Description of the task
Output every entry exactly as given.

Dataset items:
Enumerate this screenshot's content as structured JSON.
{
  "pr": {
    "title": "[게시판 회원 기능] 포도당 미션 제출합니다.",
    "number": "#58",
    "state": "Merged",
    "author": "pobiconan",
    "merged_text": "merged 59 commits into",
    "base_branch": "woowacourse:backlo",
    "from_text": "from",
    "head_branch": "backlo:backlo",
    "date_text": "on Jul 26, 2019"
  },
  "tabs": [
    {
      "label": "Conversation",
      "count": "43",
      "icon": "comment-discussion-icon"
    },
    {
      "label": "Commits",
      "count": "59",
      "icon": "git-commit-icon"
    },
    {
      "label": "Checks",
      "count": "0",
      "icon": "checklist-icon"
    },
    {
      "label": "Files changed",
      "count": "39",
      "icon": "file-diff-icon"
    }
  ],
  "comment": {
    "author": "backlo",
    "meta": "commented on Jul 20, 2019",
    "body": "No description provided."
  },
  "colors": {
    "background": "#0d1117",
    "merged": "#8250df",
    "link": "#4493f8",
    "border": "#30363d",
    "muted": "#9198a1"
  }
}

Solution to the problem
Enumerate this screenshot's content as structured JSON.
{
  "pr": {
    "title": "[게시판 회원 기능] 포도당 미션 제출합니다.",
    "number": "#58",
    "state": "Merged",
    "author": "pobiconan",
    "merged_text": "merged 59 commits into",
    "base_branch": "woowacourse:backlo",
    "from_text": "from",
    "head_branch": "backlo:backlo",
    "date_text": "on Jul 26, 2019"
  },
  "tabs": [
    {
      "label": "Conversation",
      "count": "43",
      "icon": "comment-discussion-icon"
    },
    {
      "label": "Commits",
      "count": "59",
      "icon": "git-commit-icon"
    },
    {
      "label": "Checks",
      "count": "0",
      "icon": "checklist-icon"
    },
    {
      "label": "Files changed",
      "count": "39",
      "icon": "file-diff-icon"
    }
  ],
  "comment": {
    "author": "backlo",
    "meta": "commented on Jul 20, 2019",
    "body": "No description provided."
  },
  "colors": {
    "background": "#0d1117",
    "merged": "#8250df",
    "link": "#4493f8",
    "border": "#30363d",
    "muted": "#9198a1"
  }
}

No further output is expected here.